[Extracts from a graphics dataset]

- - -

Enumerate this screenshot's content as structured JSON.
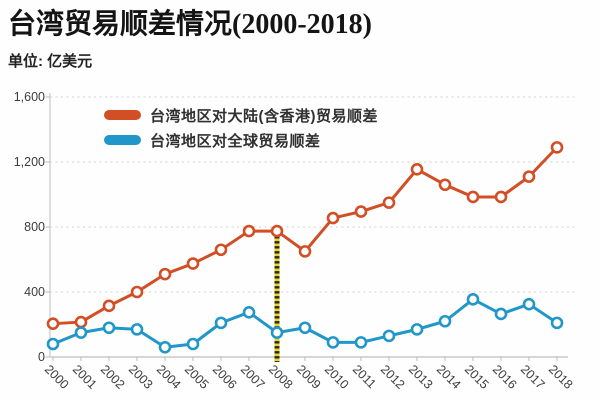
{
  "header": {
    "title": "台湾贸易顺差情况(2000-2018)",
    "unit_label": "单位: 亿美元"
  },
  "chart_data": {
    "type": "line",
    "title": "台湾贸易顺差情况(2000-2018)",
    "unit": "亿美元",
    "x": [
      "2000",
      "2001",
      "2002",
      "2003",
      "2004",
      "2005",
      "2006",
      "2007",
      "2008",
      "2009",
      "2010",
      "2011",
      "2012",
      "2013",
      "2014",
      "2015",
      "2016",
      "2017",
      "2018"
    ],
    "series": [
      {
        "name": "台湾地区对大陆(含香港)贸易顺差",
        "color": "#d24e24",
        "values": [
          205,
          215,
          315,
          400,
          510,
          575,
          660,
          775,
          775,
          650,
          855,
          895,
          950,
          1155,
          1060,
          985,
          985,
          1110,
          1290
        ]
      },
      {
        "name": "台湾地区对全球贸易顺差",
        "color": "#2197c9",
        "values": [
          80,
          150,
          180,
          170,
          60,
          80,
          210,
          275,
          150,
          180,
          90,
          90,
          130,
          170,
          220,
          355,
          265,
          325,
          210
        ]
      }
    ],
    "ylim": [
      0,
      1600
    ],
    "yticks": [
      0,
      400,
      800,
      1200,
      1600
    ],
    "ytick_labels": [
      "0",
      "400",
      "800",
      "1,200",
      "1,600"
    ],
    "grid": "horizontal-dotted",
    "legend_position": "inside-top-left",
    "annotation": {
      "type": "vertical-dotted-line",
      "at_x": "2008",
      "colors": [
        "#2a2a05",
        "#e5d238"
      ]
    },
    "marker": "open-circle"
  }
}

- - -

WRITTEN PROBLEM: Copy each line above where the string "name" occurs.

SOLUTION TO THIS PROBLEM:
        "name": "台湾地区对大陆(含香港)贸易顺差",
        "name": "台湾地区对全球贸易顺差",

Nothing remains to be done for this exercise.